> [SOURCE DATA]:
::::

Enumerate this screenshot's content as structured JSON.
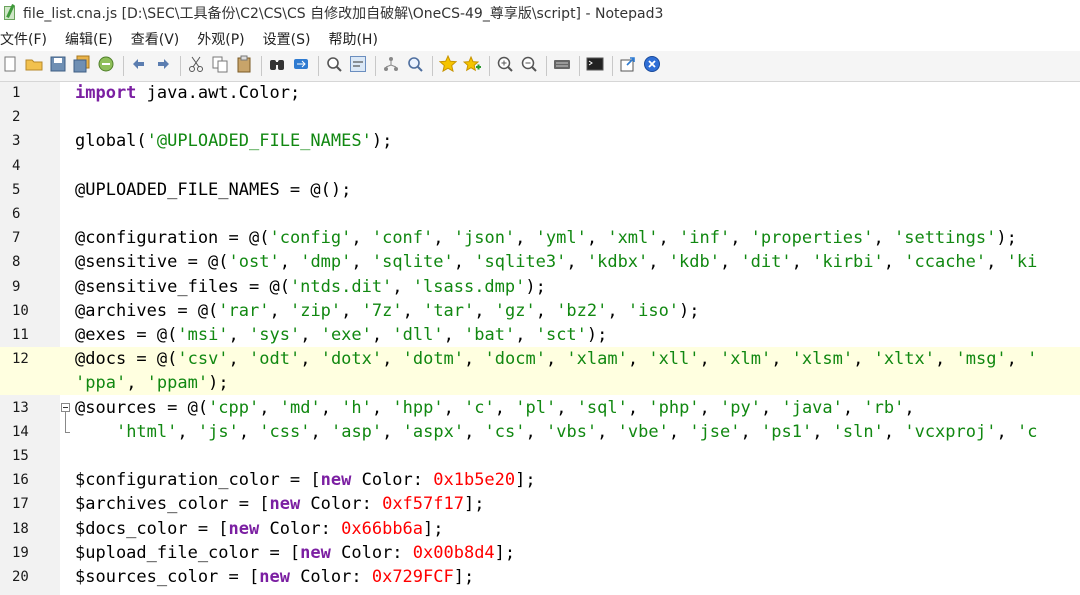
{
  "window": {
    "title": "file_list.cna.js [D:\\SEC\\工具备份\\C2\\CS\\CS 自修改加自破解\\OneCS-49_尊享版\\script] - Notepad3"
  },
  "menu": [
    {
      "label": "文件(F)"
    },
    {
      "label": "编辑(E)"
    },
    {
      "label": "查看(V)"
    },
    {
      "label": "外观(P)"
    },
    {
      "label": "设置(S)"
    },
    {
      "label": "帮助(H)"
    }
  ],
  "toolbar": [
    {
      "icon": "new-file-icon"
    },
    {
      "icon": "open-folder-icon"
    },
    {
      "icon": "save-icon"
    },
    {
      "icon": "save-all-icon"
    },
    {
      "icon": "browse-icon"
    },
    {
      "sep": true
    },
    {
      "icon": "undo-icon"
    },
    {
      "icon": "redo-icon"
    },
    {
      "sep": true
    },
    {
      "icon": "cut-icon"
    },
    {
      "icon": "copy-icon"
    },
    {
      "icon": "paste-icon"
    },
    {
      "sep": true
    },
    {
      "icon": "find-icon"
    },
    {
      "icon": "replace-icon"
    },
    {
      "sep": true
    },
    {
      "icon": "find-next-icon"
    },
    {
      "icon": "word-wrap-icon"
    },
    {
      "sep": true
    },
    {
      "icon": "tree-icon"
    },
    {
      "icon": "search-text-icon"
    },
    {
      "sep": true
    },
    {
      "icon": "star-icon"
    },
    {
      "icon": "star-plus-icon"
    },
    {
      "sep": true
    },
    {
      "icon": "zoom-in-icon"
    },
    {
      "icon": "zoom-out-icon"
    },
    {
      "sep": true
    },
    {
      "icon": "keyboard-icon"
    },
    {
      "sep": true
    },
    {
      "icon": "terminal-icon"
    },
    {
      "sep": true
    },
    {
      "icon": "export-icon"
    },
    {
      "icon": "close-circle-icon"
    }
  ],
  "editor": {
    "current_line": 12,
    "lines": [
      {
        "no": "1",
        "tokens": [
          {
            "t": "import",
            "c": "kw"
          },
          {
            "t": " java.awt.Color;",
            "c": ""
          }
        ]
      },
      {
        "no": "2",
        "tokens": []
      },
      {
        "no": "3",
        "tokens": [
          {
            "t": "global(",
            "c": ""
          },
          {
            "t": "'@UPLOADED_FILE_NAMES'",
            "c": "str"
          },
          {
            "t": ");",
            "c": ""
          }
        ]
      },
      {
        "no": "4",
        "tokens": []
      },
      {
        "no": "5",
        "tokens": [
          {
            "t": "@UPLOADED_FILE_NAMES = @();",
            "c": ""
          }
        ]
      },
      {
        "no": "6",
        "tokens": []
      },
      {
        "no": "7",
        "tokens": [
          {
            "t": "@configuration = @(",
            "c": ""
          },
          {
            "t": "'config'",
            "c": "str"
          },
          {
            "t": ", ",
            "c": ""
          },
          {
            "t": "'conf'",
            "c": "str"
          },
          {
            "t": ", ",
            "c": ""
          },
          {
            "t": "'json'",
            "c": "str"
          },
          {
            "t": ", ",
            "c": ""
          },
          {
            "t": "'yml'",
            "c": "str"
          },
          {
            "t": ", ",
            "c": ""
          },
          {
            "t": "'xml'",
            "c": "str"
          },
          {
            "t": ", ",
            "c": ""
          },
          {
            "t": "'inf'",
            "c": "str"
          },
          {
            "t": ", ",
            "c": ""
          },
          {
            "t": "'properties'",
            "c": "str"
          },
          {
            "t": ", ",
            "c": ""
          },
          {
            "t": "'settings'",
            "c": "str"
          },
          {
            "t": ");",
            "c": ""
          }
        ]
      },
      {
        "no": "8",
        "tokens": [
          {
            "t": "@sensitive = @(",
            "c": ""
          },
          {
            "t": "'ost'",
            "c": "str"
          },
          {
            "t": ", ",
            "c": ""
          },
          {
            "t": "'dmp'",
            "c": "str"
          },
          {
            "t": ", ",
            "c": ""
          },
          {
            "t": "'sqlite'",
            "c": "str"
          },
          {
            "t": ", ",
            "c": ""
          },
          {
            "t": "'sqlite3'",
            "c": "str"
          },
          {
            "t": ", ",
            "c": ""
          },
          {
            "t": "'kdbx'",
            "c": "str"
          },
          {
            "t": ", ",
            "c": ""
          },
          {
            "t": "'kdb'",
            "c": "str"
          },
          {
            "t": ", ",
            "c": ""
          },
          {
            "t": "'dit'",
            "c": "str"
          },
          {
            "t": ", ",
            "c": ""
          },
          {
            "t": "'kirbi'",
            "c": "str"
          },
          {
            "t": ", ",
            "c": ""
          },
          {
            "t": "'ccache'",
            "c": "str"
          },
          {
            "t": ", ",
            "c": ""
          },
          {
            "t": "'ki",
            "c": "str"
          }
        ]
      },
      {
        "no": "9",
        "tokens": [
          {
            "t": "@sensitive_files = @(",
            "c": ""
          },
          {
            "t": "'ntds.dit'",
            "c": "str"
          },
          {
            "t": ", ",
            "c": ""
          },
          {
            "t": "'lsass.dmp'",
            "c": "str"
          },
          {
            "t": ");",
            "c": ""
          }
        ]
      },
      {
        "no": "10",
        "tokens": [
          {
            "t": "@archives = @(",
            "c": ""
          },
          {
            "t": "'rar'",
            "c": "str"
          },
          {
            "t": ", ",
            "c": ""
          },
          {
            "t": "'zip'",
            "c": "str"
          },
          {
            "t": ", ",
            "c": ""
          },
          {
            "t": "'7z'",
            "c": "str"
          },
          {
            "t": ", ",
            "c": ""
          },
          {
            "t": "'tar'",
            "c": "str"
          },
          {
            "t": ", ",
            "c": ""
          },
          {
            "t": "'gz'",
            "c": "str"
          },
          {
            "t": ", ",
            "c": ""
          },
          {
            "t": "'bz2'",
            "c": "str"
          },
          {
            "t": ", ",
            "c": ""
          },
          {
            "t": "'iso'",
            "c": "str"
          },
          {
            "t": ");",
            "c": ""
          }
        ]
      },
      {
        "no": "11",
        "tokens": [
          {
            "t": "@exes = @(",
            "c": ""
          },
          {
            "t": "'msi'",
            "c": "str"
          },
          {
            "t": ", ",
            "c": ""
          },
          {
            "t": "'sys'",
            "c": "str"
          },
          {
            "t": ", ",
            "c": ""
          },
          {
            "t": "'exe'",
            "c": "str"
          },
          {
            "t": ", ",
            "c": ""
          },
          {
            "t": "'dll'",
            "c": "str"
          },
          {
            "t": ", ",
            "c": ""
          },
          {
            "t": "'bat'",
            "c": "str"
          },
          {
            "t": ", ",
            "c": ""
          },
          {
            "t": "'sct'",
            "c": "str"
          },
          {
            "t": ");",
            "c": ""
          }
        ]
      },
      {
        "no": "12",
        "tokens": [
          {
            "t": "@docs = @(",
            "c": ""
          },
          {
            "t": "'csv'",
            "c": "str"
          },
          {
            "t": ", ",
            "c": ""
          },
          {
            "t": "'odt'",
            "c": "str"
          },
          {
            "t": ", ",
            "c": ""
          },
          {
            "t": "'dotx'",
            "c": "str"
          },
          {
            "t": ", ",
            "c": ""
          },
          {
            "t": "'dotm'",
            "c": "str"
          },
          {
            "t": ", ",
            "c": ""
          },
          {
            "t": "'docm'",
            "c": "str"
          },
          {
            "t": ", ",
            "c": ""
          },
          {
            "t": "'xlam'",
            "c": "str"
          },
          {
            "t": ", ",
            "c": ""
          },
          {
            "t": "'xll'",
            "c": "str"
          },
          {
            "t": ", ",
            "c": ""
          },
          {
            "t": "'xlm'",
            "c": "str"
          },
          {
            "t": ", ",
            "c": ""
          },
          {
            "t": "'xlsm'",
            "c": "str"
          },
          {
            "t": ", ",
            "c": ""
          },
          {
            "t": "'xltx'",
            "c": "str"
          },
          {
            "t": ", ",
            "c": ""
          },
          {
            "t": "'msg'",
            "c": "str"
          },
          {
            "t": ", ",
            "c": ""
          },
          {
            "t": "'",
            "c": "str"
          }
        ]
      },
      {
        "no": "",
        "tokens": [
          {
            "t": "'ppa'",
            "c": "str"
          },
          {
            "t": ", ",
            "c": ""
          },
          {
            "t": "'ppam'",
            "c": "str"
          },
          {
            "t": ");",
            "c": ""
          }
        ]
      },
      {
        "no": "13",
        "tokens": [
          {
            "t": "@sources = @(",
            "c": ""
          },
          {
            "t": "'cpp'",
            "c": "str"
          },
          {
            "t": ", ",
            "c": ""
          },
          {
            "t": "'md'",
            "c": "str"
          },
          {
            "t": ", ",
            "c": ""
          },
          {
            "t": "'h'",
            "c": "str"
          },
          {
            "t": ", ",
            "c": ""
          },
          {
            "t": "'hpp'",
            "c": "str"
          },
          {
            "t": ", ",
            "c": ""
          },
          {
            "t": "'c'",
            "c": "str"
          },
          {
            "t": ", ",
            "c": ""
          },
          {
            "t": "'pl'",
            "c": "str"
          },
          {
            "t": ", ",
            "c": ""
          },
          {
            "t": "'sql'",
            "c": "str"
          },
          {
            "t": ", ",
            "c": ""
          },
          {
            "t": "'php'",
            "c": "str"
          },
          {
            "t": ", ",
            "c": ""
          },
          {
            "t": "'py'",
            "c": "str"
          },
          {
            "t": ", ",
            "c": ""
          },
          {
            "t": "'java'",
            "c": "str"
          },
          {
            "t": ", ",
            "c": ""
          },
          {
            "t": "'rb'",
            "c": "str"
          },
          {
            "t": ",",
            "c": ""
          }
        ]
      },
      {
        "no": "14",
        "tokens": [
          {
            "t": "    ",
            "c": ""
          },
          {
            "t": "'html'",
            "c": "str"
          },
          {
            "t": ", ",
            "c": ""
          },
          {
            "t": "'js'",
            "c": "str"
          },
          {
            "t": ", ",
            "c": ""
          },
          {
            "t": "'css'",
            "c": "str"
          },
          {
            "t": ", ",
            "c": ""
          },
          {
            "t": "'asp'",
            "c": "str"
          },
          {
            "t": ", ",
            "c": ""
          },
          {
            "t": "'aspx'",
            "c": "str"
          },
          {
            "t": ", ",
            "c": ""
          },
          {
            "t": "'cs'",
            "c": "str"
          },
          {
            "t": ", ",
            "c": ""
          },
          {
            "t": "'vbs'",
            "c": "str"
          },
          {
            "t": ", ",
            "c": ""
          },
          {
            "t": "'vbe'",
            "c": "str"
          },
          {
            "t": ", ",
            "c": ""
          },
          {
            "t": "'jse'",
            "c": "str"
          },
          {
            "t": ", ",
            "c": ""
          },
          {
            "t": "'ps1'",
            "c": "str"
          },
          {
            "t": ", ",
            "c": ""
          },
          {
            "t": "'sln'",
            "c": "str"
          },
          {
            "t": ", ",
            "c": ""
          },
          {
            "t": "'vcxproj'",
            "c": "str"
          },
          {
            "t": ", ",
            "c": ""
          },
          {
            "t": "'c",
            "c": "str"
          }
        ]
      },
      {
        "no": "15",
        "tokens": []
      },
      {
        "no": "16",
        "tokens": [
          {
            "t": "$configuration_color = [",
            "c": ""
          },
          {
            "t": "new",
            "c": "kw"
          },
          {
            "t": " Color: ",
            "c": ""
          },
          {
            "t": "0x1b5e20",
            "c": "num"
          },
          {
            "t": "];",
            "c": ""
          }
        ]
      },
      {
        "no": "17",
        "tokens": [
          {
            "t": "$archives_color = [",
            "c": ""
          },
          {
            "t": "new",
            "c": "kw"
          },
          {
            "t": " Color: ",
            "c": ""
          },
          {
            "t": "0xf57f17",
            "c": "num"
          },
          {
            "t": "];",
            "c": ""
          }
        ]
      },
      {
        "no": "18",
        "tokens": [
          {
            "t": "$docs_color = [",
            "c": ""
          },
          {
            "t": "new",
            "c": "kw"
          },
          {
            "t": " Color: ",
            "c": ""
          },
          {
            "t": "0x66bb6a",
            "c": "num"
          },
          {
            "t": "];",
            "c": ""
          }
        ]
      },
      {
        "no": "19",
        "tokens": [
          {
            "t": "$upload_file_color = [",
            "c": ""
          },
          {
            "t": "new",
            "c": "kw"
          },
          {
            "t": " Color: ",
            "c": ""
          },
          {
            "t": "0x00b8d4",
            "c": "num"
          },
          {
            "t": "];",
            "c": ""
          }
        ]
      },
      {
        "no": "20",
        "tokens": [
          {
            "t": "$sources_color = [",
            "c": ""
          },
          {
            "t": "new",
            "c": "kw"
          },
          {
            "t": " Color: ",
            "c": ""
          },
          {
            "t": "0x729FCF",
            "c": "num"
          },
          {
            "t": "];",
            "c": ""
          }
        ]
      }
    ]
  }
}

::::

> [SHORT PROBLEM]:
Copy each line above that contains the string "label".

> [SOLUTION FOR THIS TASK]:
      "label": "文件(F)"
      "label": "编辑(E)"
      "label": "查看(V)"
      "label": "外观(P)"
      "label": "设置(S)"
      "label": "帮助(H)"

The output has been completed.